▸ **Do this**
Leaving out the pictures, transcribe all of the records faithfully.

________________

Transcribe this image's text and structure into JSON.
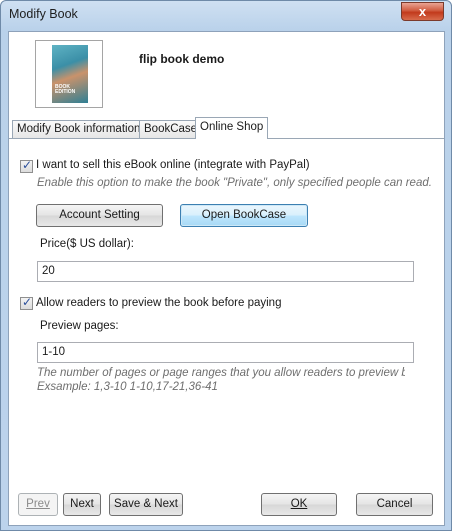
{
  "window": {
    "title": "Modify Book",
    "close_glyph": "x"
  },
  "book": {
    "title": "flip book demo",
    "cover_text_line1": "BOOK",
    "cover_text_line2": "EDITION"
  },
  "tabs": [
    {
      "label": "Modify Book information",
      "active": false
    },
    {
      "label": "BookCase",
      "active": false
    },
    {
      "label": "Online Shop",
      "active": true
    }
  ],
  "online_shop": {
    "sell_checkbox_label": "I want to sell this eBook online (integrate with PayPal)",
    "sell_checked": true,
    "sell_hint": "Enable this option to make the book \"Private\", only specified people can read.",
    "account_setting_button": "Account Setting",
    "open_bookcase_button": "Open BookCase",
    "price_label": "Price($ US dollar):",
    "price_value": "20",
    "preview_checkbox_label": "Allow readers to preview the book before paying",
    "preview_checked": true,
    "preview_pages_label": "Preview pages:",
    "preview_pages_value": "1-10",
    "preview_hint_line1": "The number of pages or page ranges that you allow readers to preview befo",
    "preview_hint_line2": "Exsample: 1,3-10   1-10,17-21,36-41"
  },
  "footer": {
    "prev": "Prev",
    "next": "Next",
    "save_next": "Save & Next",
    "ok": "OK",
    "cancel": "Cancel"
  }
}
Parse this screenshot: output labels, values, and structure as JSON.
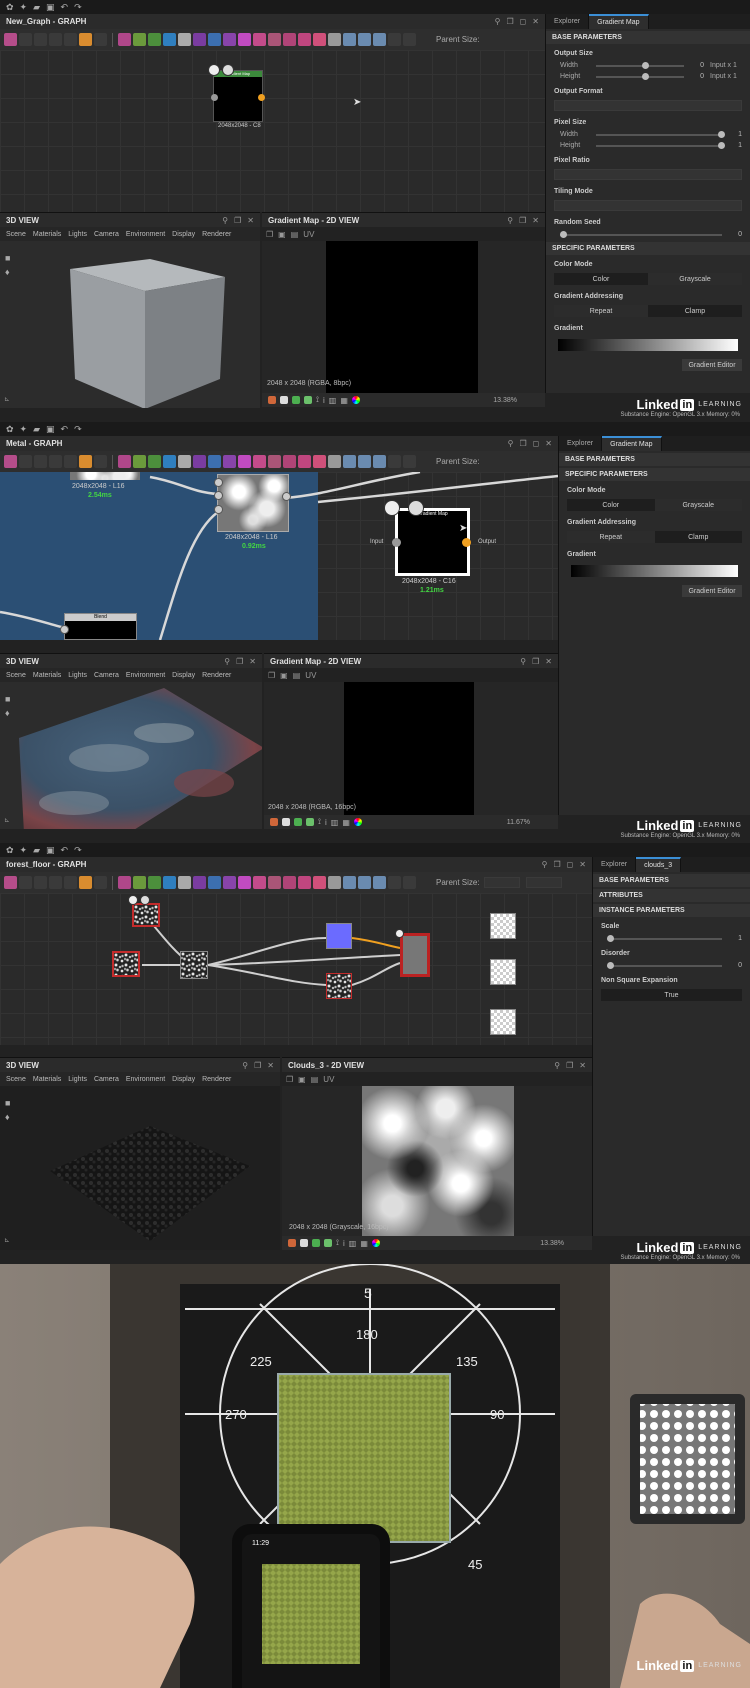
{
  "colors": {
    "accent": "#3b8fd6",
    "timing_green": "#43d643",
    "port_orange": "#f0a020",
    "graph_blue": "#2b4f74"
  },
  "frame1": {
    "graph_title": "New_Graph - GRAPH",
    "parent_size_label": "Parent Size:",
    "node": {
      "label": "2048x2048 - C8",
      "header": "Gradient Map"
    },
    "view3d": {
      "title": "3D VIEW",
      "menu": [
        "Scene",
        "Materials",
        "Lights",
        "Camera",
        "Environment",
        "Display",
        "Renderer"
      ]
    },
    "view2d": {
      "title": "Gradient Map - 2D VIEW",
      "uv": "UV",
      "info": "2048 x 2048 (RGBA, 8bpc)",
      "zoom": "13.38%"
    },
    "panel": {
      "tabs": [
        "Explorer",
        "Gradient Map"
      ],
      "base_params": "BASE PARAMETERS",
      "output_size": "Output Size",
      "width_label": "Width",
      "width_val": "0",
      "width_extra": "Input x 1",
      "height_label": "Height",
      "height_val": "0",
      "height_extra": "Input x 1",
      "output_format": "Output Format",
      "pixel_size": "Pixel Size",
      "px_width_val": "1",
      "px_height_val": "1",
      "pixel_ratio": "Pixel Ratio",
      "tiling_mode": "Tiling Mode",
      "random_seed": "Random Seed",
      "seed_val": "0",
      "specific_params": "SPECIFIC PARAMETERS",
      "color_mode": "Color Mode",
      "color": "Color",
      "grayscale": "Grayscale",
      "gradient_addressing": "Gradient Addressing",
      "repeat": "Repeat",
      "clamp": "Clamp",
      "gradient": "Gradient",
      "gradient_editor": "Gradient Editor"
    },
    "engine": "Substance Engine: OpenGL 3.x  Memory: 0%"
  },
  "frame2": {
    "graph_title": "Metal - GRAPH",
    "parent_size_label": "Parent Size:",
    "node_a_label": "2048x2048 - L16",
    "node_a_time": "2.54ms",
    "node_b_label": "2048x2048 - L16",
    "node_b_time": "0.92ms",
    "node_c_label": "2048x2048 - C16",
    "node_c_time": "1.21ms",
    "node_c_header": "Gradient Map",
    "input_label": "Input",
    "output_label": "Output",
    "blend_node": "Blend",
    "view3d": {
      "title": "3D VIEW",
      "menu": [
        "Scene",
        "Materials",
        "Lights",
        "Camera",
        "Environment",
        "Display",
        "Renderer"
      ]
    },
    "view2d": {
      "title": "Gradient Map - 2D VIEW",
      "uv": "UV",
      "info": "2048 x 2048 (RGBA, 16bpc)",
      "zoom": "11.67%"
    },
    "panel": {
      "tabs": [
        "Explorer",
        "Gradient Map"
      ],
      "base_params": "BASE PARAMETERS",
      "specific_params": "SPECIFIC PARAMETERS",
      "color_mode": "Color Mode",
      "color": "Color",
      "grayscale": "Grayscale",
      "gradient_addressing": "Gradient Addressing",
      "repeat": "Repeat",
      "clamp": "Clamp",
      "gradient": "Gradient",
      "gradient_editor": "Gradient Editor"
    },
    "engine": "Substance Engine: OpenGL 3.x  Memory: 0%"
  },
  "frame3": {
    "graph_title": "forest_floor - GRAPH",
    "parent_size_label": "Parent Size:",
    "view3d": {
      "title": "3D VIEW",
      "menu": [
        "Scene",
        "Materials",
        "Lights",
        "Camera",
        "Environment",
        "Display",
        "Renderer"
      ]
    },
    "view2d": {
      "title": "Clouds_3 - 2D VIEW",
      "uv": "UV",
      "info": "2048 x 2048 (Grayscale, 16bpc)",
      "zoom": "13.38%"
    },
    "panel": {
      "tabs": [
        "Explorer",
        "clouds_3"
      ],
      "base_params": "BASE PARAMETERS",
      "attributes": "ATTRIBUTES",
      "instance_params": "INSTANCE PARAMETERS",
      "scale": "Scale",
      "scale_val": "1",
      "disorder": "Disorder",
      "disorder_val": "0",
      "non_square": "Non Square Expansion",
      "non_square_val": "True"
    },
    "engine": "Substance Engine: OpenGL 3.x  Memory: 0%"
  },
  "frame4": {
    "phone_time": "11:29",
    "dial_numbers": [
      "5",
      "180",
      "225",
      "135",
      "270",
      "90",
      "45"
    ]
  },
  "branding": {
    "linked": "Linked",
    "in": "in",
    "learning": "LEARNING"
  }
}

________________

▸ **Finished task**
Transcribe this image's text and structure into JSON.
{
  "window": {
    "title": "Modify Book",
    "close_glyph": "x"
  },
  "book": {
    "title": "flip book demo",
    "cover_text_line1": "BOOK",
    "cover_text_line2": "EDITION"
  },
  "tabs": [
    {
      "label": "Modify Book information",
      "active": false
    },
    {
      "label": "BookCase",
      "active": false
    },
    {
      "label": "Online Shop",
      "active": true
    }
  ],
  "online_shop": {
    "sell_checkbox_label": "I want to sell this eBook online (integrate with PayPal)",
    "sell_checked": true,
    "sell_hint": "Enable this option to make the book \"Private\", only specified people can read.",
    "account_setting_button": "Account Setting",
    "open_bookcase_button": "Open BookCase",
    "price_label": "Price($ US dollar):",
    "price_value": "20",
    "preview_checkbox_label": "Allow readers to preview the book before paying",
    "preview_checked": true,
    "preview_pages_label": "Preview pages:",
    "preview_pages_value": "1-10",
    "preview_hint_line1": "The number of pages or page ranges that you allow readers to preview befo",
    "preview_hint_line2": "Exsample: 1,3-10   1-10,17-21,36-41"
  },
  "footer": {
    "prev": "Prev",
    "next": "Next",
    "save_next": "Save & Next",
    "ok": "OK",
    "cancel": "Cancel"
  }
}
Parse this screenshot: output labels, values, and structure as JSON.
{
  "colors": {
    "accent": "#3b8fd6",
    "timing_green": "#43d643",
    "port_orange": "#f0a020",
    "graph_blue": "#2b4f74"
  },
  "frame1": {
    "graph_title": "New_Graph - GRAPH",
    "parent_size_label": "Parent Size:",
    "node": {
      "label": "2048x2048 - C8",
      "header": "Gradient Map"
    },
    "view3d": {
      "title": "3D VIEW",
      "menu": [
        "Scene",
        "Materials",
        "Lights",
        "Camera",
        "Environment",
        "Display",
        "Renderer"
      ]
    },
    "view2d": {
      "title": "Gradient Map - 2D VIEW",
      "uv": "UV",
      "info": "2048 x 2048 (RGBA, 8bpc)",
      "zoom": "13.38%"
    },
    "panel": {
      "tabs": [
        "Explorer",
        "Gradient Map"
      ],
      "base_params": "BASE PARAMETERS",
      "output_size": "Output Size",
      "width_label": "Width",
      "width_val": "0",
      "width_extra": "Input x 1",
      "height_label": "Height",
      "height_val": "0",
      "height_extra": "Input x 1",
      "output_format": "Output Format",
      "pixel_size": "Pixel Size",
      "px_width_val": "1",
      "px_height_val": "1",
      "pixel_ratio": "Pixel Ratio",
      "tiling_mode": "Tiling Mode",
      "random_seed": "Random Seed",
      "seed_val": "0",
      "specific_params": "SPECIFIC PARAMETERS",
      "color_mode": "Color Mode",
      "color": "Color",
      "grayscale": "Grayscale",
      "gradient_addressing": "Gradient Addressing",
      "repeat": "Repeat",
      "clamp": "Clamp",
      "gradient": "Gradient",
      "gradient_editor": "Gradient Editor"
    },
    "engine": "Substance Engine: OpenGL 3.x  Memory: 0%"
  },
  "frame2": {
    "graph_title": "Metal - GRAPH",
    "parent_size_label": "Parent Size:",
    "node_a_label": "2048x2048 - L16",
    "node_a_time": "2.54ms",
    "node_b_label": "2048x2048 - L16",
    "node_b_time": "0.92ms",
    "node_c_label": "2048x2048 - C16",
    "node_c_time": "1.21ms",
    "node_c_header": "Gradient Map",
    "input_label": "Input",
    "output_label": "Output",
    "blend_node": "Blend",
    "view3d": {
      "title": "3D VIEW",
      "menu": [
        "Scene",
        "Materials",
        "Lights",
        "Camera",
        "Environment",
        "Display",
        "Renderer"
      ]
    },
    "view2d": {
      "title": "Gradient Map - 2D VIEW",
      "uv": "UV",
      "info": "2048 x 2048 (RGBA, 16bpc)",
      "zoom": "11.67%"
    },
    "panel": {
      "tabs": [
        "Explorer",
        "Gradient Map"
      ],
      "base_params": "BASE PARAMETERS",
      "specific_params": "SPECIFIC PARAMETERS",
      "color_mode": "Color Mode",
      "color": "Color",
      "grayscale": "Grayscale",
      "gradient_addressing": "Gradient Addressing",
      "repeat": "Repeat",
      "clamp": "Clamp",
      "gradient": "Gradient",
      "gradient_editor": "Gradient Editor"
    },
    "engine": "Substance Engine: OpenGL 3.x  Memory: 0%"
  },
  "frame3": {
    "graph_title": "forest_floor - GRAPH",
    "parent_size_label": "Parent Size:",
    "view3d": {
      "title": "3D VIEW",
      "menu": [
        "Scene",
        "Materials",
        "Lights",
        "Camera",
        "Environment",
        "Display",
        "Renderer"
      ]
    },
    "view2d": {
      "title": "Clouds_3 - 2D VIEW",
      "uv": "UV",
      "info": "2048 x 2048 (Grayscale, 16bpc)",
      "zoom": "13.38%"
    },
    "panel": {
      "tabs": [
        "Explorer",
        "clouds_3"
      ],
      "base_params": "BASE PARAMETERS",
      "attributes": "ATTRIBUTES",
      "instance_params": "INSTANCE PARAMETERS",
      "scale": "Scale",
      "scale_val": "1",
      "disorder": "Disorder",
      "disorder_val": "0",
      "non_square": "Non Square Expansion",
      "non_square_val": "True"
    },
    "engine": "Substance Engine: OpenGL 3.x  Memory: 0%"
  },
  "frame4": {
    "phone_time": "11:29",
    "dial_numbers": [
      "5",
      "180",
      "225",
      "135",
      "270",
      "90",
      "45"
    ]
  },
  "branding": {
    "linked": "Linked",
    "in": "in",
    "learning": "LEARNING"
  }
}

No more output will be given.